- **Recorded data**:
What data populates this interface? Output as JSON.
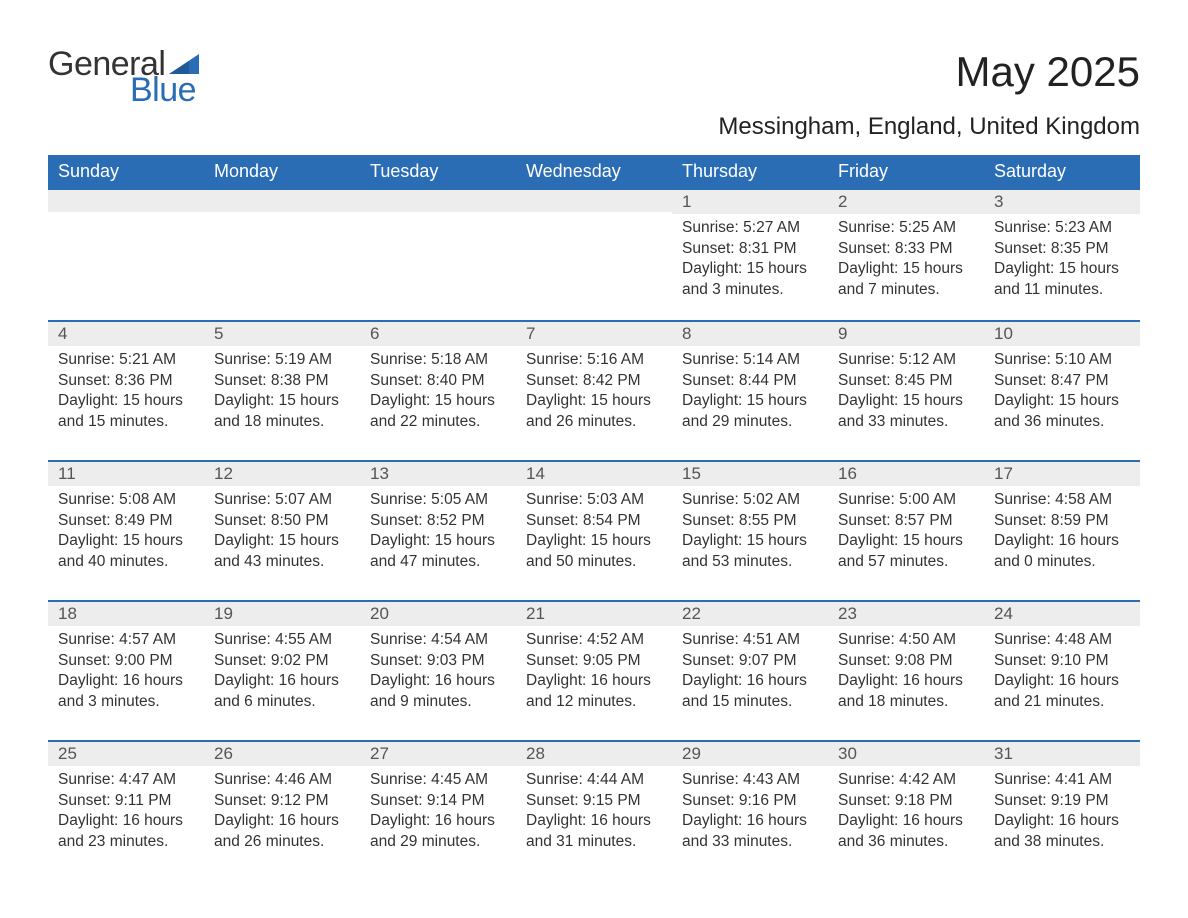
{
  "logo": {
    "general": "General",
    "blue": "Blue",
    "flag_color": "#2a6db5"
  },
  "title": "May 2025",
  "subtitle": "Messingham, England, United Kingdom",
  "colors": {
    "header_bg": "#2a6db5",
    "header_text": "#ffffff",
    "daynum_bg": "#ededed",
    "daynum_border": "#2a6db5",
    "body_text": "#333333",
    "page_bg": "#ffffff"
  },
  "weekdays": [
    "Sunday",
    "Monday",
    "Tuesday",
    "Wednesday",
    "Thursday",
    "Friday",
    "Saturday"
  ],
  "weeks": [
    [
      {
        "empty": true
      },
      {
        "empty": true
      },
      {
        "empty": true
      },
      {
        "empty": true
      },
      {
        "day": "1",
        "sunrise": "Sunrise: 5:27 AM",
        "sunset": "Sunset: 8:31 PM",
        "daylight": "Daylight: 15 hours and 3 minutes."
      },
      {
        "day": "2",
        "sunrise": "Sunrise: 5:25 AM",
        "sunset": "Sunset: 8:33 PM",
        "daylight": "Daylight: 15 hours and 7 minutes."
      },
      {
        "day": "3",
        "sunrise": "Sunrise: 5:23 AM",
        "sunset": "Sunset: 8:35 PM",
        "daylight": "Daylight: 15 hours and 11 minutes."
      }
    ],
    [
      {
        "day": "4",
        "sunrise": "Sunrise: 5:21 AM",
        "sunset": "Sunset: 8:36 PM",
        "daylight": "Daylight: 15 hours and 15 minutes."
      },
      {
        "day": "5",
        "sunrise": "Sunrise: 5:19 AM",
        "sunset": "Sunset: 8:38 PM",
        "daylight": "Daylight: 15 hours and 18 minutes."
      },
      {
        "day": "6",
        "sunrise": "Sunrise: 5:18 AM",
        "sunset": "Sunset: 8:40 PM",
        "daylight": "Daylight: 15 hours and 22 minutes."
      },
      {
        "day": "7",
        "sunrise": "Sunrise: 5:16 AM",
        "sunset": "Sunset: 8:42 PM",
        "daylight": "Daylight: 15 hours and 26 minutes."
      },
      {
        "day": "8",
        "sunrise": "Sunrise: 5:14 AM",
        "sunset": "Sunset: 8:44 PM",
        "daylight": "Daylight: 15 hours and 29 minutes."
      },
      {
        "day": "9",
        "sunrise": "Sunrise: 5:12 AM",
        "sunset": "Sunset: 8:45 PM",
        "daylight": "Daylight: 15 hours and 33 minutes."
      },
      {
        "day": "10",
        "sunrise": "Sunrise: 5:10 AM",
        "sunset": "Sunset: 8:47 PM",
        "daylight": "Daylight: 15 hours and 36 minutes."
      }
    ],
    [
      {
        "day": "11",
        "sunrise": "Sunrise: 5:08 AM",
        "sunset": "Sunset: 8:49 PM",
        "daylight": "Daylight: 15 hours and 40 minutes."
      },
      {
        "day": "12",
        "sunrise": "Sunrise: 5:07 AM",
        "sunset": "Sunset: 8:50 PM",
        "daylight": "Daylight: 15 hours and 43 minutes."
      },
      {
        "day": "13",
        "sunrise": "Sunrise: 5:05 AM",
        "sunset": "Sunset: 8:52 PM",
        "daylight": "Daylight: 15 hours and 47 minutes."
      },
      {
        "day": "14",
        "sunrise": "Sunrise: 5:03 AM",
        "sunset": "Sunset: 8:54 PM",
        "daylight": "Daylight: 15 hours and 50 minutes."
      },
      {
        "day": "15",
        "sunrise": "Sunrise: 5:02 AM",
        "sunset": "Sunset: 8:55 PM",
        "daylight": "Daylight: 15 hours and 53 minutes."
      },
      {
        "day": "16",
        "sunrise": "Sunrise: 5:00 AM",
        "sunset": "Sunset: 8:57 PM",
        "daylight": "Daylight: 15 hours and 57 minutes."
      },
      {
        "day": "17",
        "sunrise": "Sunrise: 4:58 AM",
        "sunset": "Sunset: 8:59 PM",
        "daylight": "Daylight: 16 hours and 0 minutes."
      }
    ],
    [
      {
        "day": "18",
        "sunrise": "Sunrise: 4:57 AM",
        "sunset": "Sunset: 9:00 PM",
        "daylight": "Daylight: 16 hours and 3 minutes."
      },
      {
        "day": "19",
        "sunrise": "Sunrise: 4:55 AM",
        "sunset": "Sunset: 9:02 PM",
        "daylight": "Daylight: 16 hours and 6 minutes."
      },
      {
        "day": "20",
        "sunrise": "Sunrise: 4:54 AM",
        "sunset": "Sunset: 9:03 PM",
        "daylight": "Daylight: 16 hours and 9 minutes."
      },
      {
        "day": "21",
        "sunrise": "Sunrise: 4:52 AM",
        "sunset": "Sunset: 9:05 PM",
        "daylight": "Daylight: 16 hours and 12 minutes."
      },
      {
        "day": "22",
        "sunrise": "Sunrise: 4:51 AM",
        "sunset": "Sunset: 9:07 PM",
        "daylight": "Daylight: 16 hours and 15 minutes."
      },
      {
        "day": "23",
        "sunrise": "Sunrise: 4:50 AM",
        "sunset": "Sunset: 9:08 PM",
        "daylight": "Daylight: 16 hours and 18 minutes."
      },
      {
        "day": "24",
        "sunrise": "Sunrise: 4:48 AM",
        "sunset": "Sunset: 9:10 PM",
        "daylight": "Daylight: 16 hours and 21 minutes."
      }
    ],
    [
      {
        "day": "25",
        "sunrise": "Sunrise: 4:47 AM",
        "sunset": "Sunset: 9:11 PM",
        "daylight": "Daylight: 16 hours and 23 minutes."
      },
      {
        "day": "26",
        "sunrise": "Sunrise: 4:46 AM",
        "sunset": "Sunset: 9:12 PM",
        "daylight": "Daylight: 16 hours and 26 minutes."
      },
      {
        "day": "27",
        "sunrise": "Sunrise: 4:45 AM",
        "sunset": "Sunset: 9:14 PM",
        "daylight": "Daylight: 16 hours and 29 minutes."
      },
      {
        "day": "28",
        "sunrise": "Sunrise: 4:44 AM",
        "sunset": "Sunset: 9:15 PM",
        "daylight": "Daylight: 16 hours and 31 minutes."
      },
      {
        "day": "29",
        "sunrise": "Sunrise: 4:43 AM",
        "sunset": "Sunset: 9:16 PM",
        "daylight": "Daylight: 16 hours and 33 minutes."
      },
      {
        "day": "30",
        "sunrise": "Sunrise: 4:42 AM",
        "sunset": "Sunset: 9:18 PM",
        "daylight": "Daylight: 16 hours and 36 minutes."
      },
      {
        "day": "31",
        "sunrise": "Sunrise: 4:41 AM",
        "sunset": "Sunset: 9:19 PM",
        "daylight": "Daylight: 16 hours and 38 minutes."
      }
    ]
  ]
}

- **Task**: Repeat each entry exactly. Pictures do not belong in the copy.

- **Answer for this exercise**:
What data populates this interface? Output as JSON.
{
  "logo": {
    "general": "General",
    "blue": "Blue",
    "flag_color": "#2a6db5"
  },
  "title": "May 2025",
  "subtitle": "Messingham, England, United Kingdom",
  "colors": {
    "header_bg": "#2a6db5",
    "header_text": "#ffffff",
    "daynum_bg": "#ededed",
    "daynum_border": "#2a6db5",
    "body_text": "#333333",
    "page_bg": "#ffffff"
  },
  "weekdays": [
    "Sunday",
    "Monday",
    "Tuesday",
    "Wednesday",
    "Thursday",
    "Friday",
    "Saturday"
  ],
  "weeks": [
    [
      {
        "empty": true
      },
      {
        "empty": true
      },
      {
        "empty": true
      },
      {
        "empty": true
      },
      {
        "day": "1",
        "sunrise": "Sunrise: 5:27 AM",
        "sunset": "Sunset: 8:31 PM",
        "daylight": "Daylight: 15 hours and 3 minutes."
      },
      {
        "day": "2",
        "sunrise": "Sunrise: 5:25 AM",
        "sunset": "Sunset: 8:33 PM",
        "daylight": "Daylight: 15 hours and 7 minutes."
      },
      {
        "day": "3",
        "sunrise": "Sunrise: 5:23 AM",
        "sunset": "Sunset: 8:35 PM",
        "daylight": "Daylight: 15 hours and 11 minutes."
      }
    ],
    [
      {
        "day": "4",
        "sunrise": "Sunrise: 5:21 AM",
        "sunset": "Sunset: 8:36 PM",
        "daylight": "Daylight: 15 hours and 15 minutes."
      },
      {
        "day": "5",
        "sunrise": "Sunrise: 5:19 AM",
        "sunset": "Sunset: 8:38 PM",
        "daylight": "Daylight: 15 hours and 18 minutes."
      },
      {
        "day": "6",
        "sunrise": "Sunrise: 5:18 AM",
        "sunset": "Sunset: 8:40 PM",
        "daylight": "Daylight: 15 hours and 22 minutes."
      },
      {
        "day": "7",
        "sunrise": "Sunrise: 5:16 AM",
        "sunset": "Sunset: 8:42 PM",
        "daylight": "Daylight: 15 hours and 26 minutes."
      },
      {
        "day": "8",
        "sunrise": "Sunrise: 5:14 AM",
        "sunset": "Sunset: 8:44 PM",
        "daylight": "Daylight: 15 hours and 29 minutes."
      },
      {
        "day": "9",
        "sunrise": "Sunrise: 5:12 AM",
        "sunset": "Sunset: 8:45 PM",
        "daylight": "Daylight: 15 hours and 33 minutes."
      },
      {
        "day": "10",
        "sunrise": "Sunrise: 5:10 AM",
        "sunset": "Sunset: 8:47 PM",
        "daylight": "Daylight: 15 hours and 36 minutes."
      }
    ],
    [
      {
        "day": "11",
        "sunrise": "Sunrise: 5:08 AM",
        "sunset": "Sunset: 8:49 PM",
        "daylight": "Daylight: 15 hours and 40 minutes."
      },
      {
        "day": "12",
        "sunrise": "Sunrise: 5:07 AM",
        "sunset": "Sunset: 8:50 PM",
        "daylight": "Daylight: 15 hours and 43 minutes."
      },
      {
        "day": "13",
        "sunrise": "Sunrise: 5:05 AM",
        "sunset": "Sunset: 8:52 PM",
        "daylight": "Daylight: 15 hours and 47 minutes."
      },
      {
        "day": "14",
        "sunrise": "Sunrise: 5:03 AM",
        "sunset": "Sunset: 8:54 PM",
        "daylight": "Daylight: 15 hours and 50 minutes."
      },
      {
        "day": "15",
        "sunrise": "Sunrise: 5:02 AM",
        "sunset": "Sunset: 8:55 PM",
        "daylight": "Daylight: 15 hours and 53 minutes."
      },
      {
        "day": "16",
        "sunrise": "Sunrise: 5:00 AM",
        "sunset": "Sunset: 8:57 PM",
        "daylight": "Daylight: 15 hours and 57 minutes."
      },
      {
        "day": "17",
        "sunrise": "Sunrise: 4:58 AM",
        "sunset": "Sunset: 8:59 PM",
        "daylight": "Daylight: 16 hours and 0 minutes."
      }
    ],
    [
      {
        "day": "18",
        "sunrise": "Sunrise: 4:57 AM",
        "sunset": "Sunset: 9:00 PM",
        "daylight": "Daylight: 16 hours and 3 minutes."
      },
      {
        "day": "19",
        "sunrise": "Sunrise: 4:55 AM",
        "sunset": "Sunset: 9:02 PM",
        "daylight": "Daylight: 16 hours and 6 minutes."
      },
      {
        "day": "20",
        "sunrise": "Sunrise: 4:54 AM",
        "sunset": "Sunset: 9:03 PM",
        "daylight": "Daylight: 16 hours and 9 minutes."
      },
      {
        "day": "21",
        "sunrise": "Sunrise: 4:52 AM",
        "sunset": "Sunset: 9:05 PM",
        "daylight": "Daylight: 16 hours and 12 minutes."
      },
      {
        "day": "22",
        "sunrise": "Sunrise: 4:51 AM",
        "sunset": "Sunset: 9:07 PM",
        "daylight": "Daylight: 16 hours and 15 minutes."
      },
      {
        "day": "23",
        "sunrise": "Sunrise: 4:50 AM",
        "sunset": "Sunset: 9:08 PM",
        "daylight": "Daylight: 16 hours and 18 minutes."
      },
      {
        "day": "24",
        "sunrise": "Sunrise: 4:48 AM",
        "sunset": "Sunset: 9:10 PM",
        "daylight": "Daylight: 16 hours and 21 minutes."
      }
    ],
    [
      {
        "day": "25",
        "sunrise": "Sunrise: 4:47 AM",
        "sunset": "Sunset: 9:11 PM",
        "daylight": "Daylight: 16 hours and 23 minutes."
      },
      {
        "day": "26",
        "sunrise": "Sunrise: 4:46 AM",
        "sunset": "Sunset: 9:12 PM",
        "daylight": "Daylight: 16 hours and 26 minutes."
      },
      {
        "day": "27",
        "sunrise": "Sunrise: 4:45 AM",
        "sunset": "Sunset: 9:14 PM",
        "daylight": "Daylight: 16 hours and 29 minutes."
      },
      {
        "day": "28",
        "sunrise": "Sunrise: 4:44 AM",
        "sunset": "Sunset: 9:15 PM",
        "daylight": "Daylight: 16 hours and 31 minutes."
      },
      {
        "day": "29",
        "sunrise": "Sunrise: 4:43 AM",
        "sunset": "Sunset: 9:16 PM",
        "daylight": "Daylight: 16 hours and 33 minutes."
      },
      {
        "day": "30",
        "sunrise": "Sunrise: 4:42 AM",
        "sunset": "Sunset: 9:18 PM",
        "daylight": "Daylight: 16 hours and 36 minutes."
      },
      {
        "day": "31",
        "sunrise": "Sunrise: 4:41 AM",
        "sunset": "Sunset: 9:19 PM",
        "daylight": "Daylight: 16 hours and 38 minutes."
      }
    ]
  ]
}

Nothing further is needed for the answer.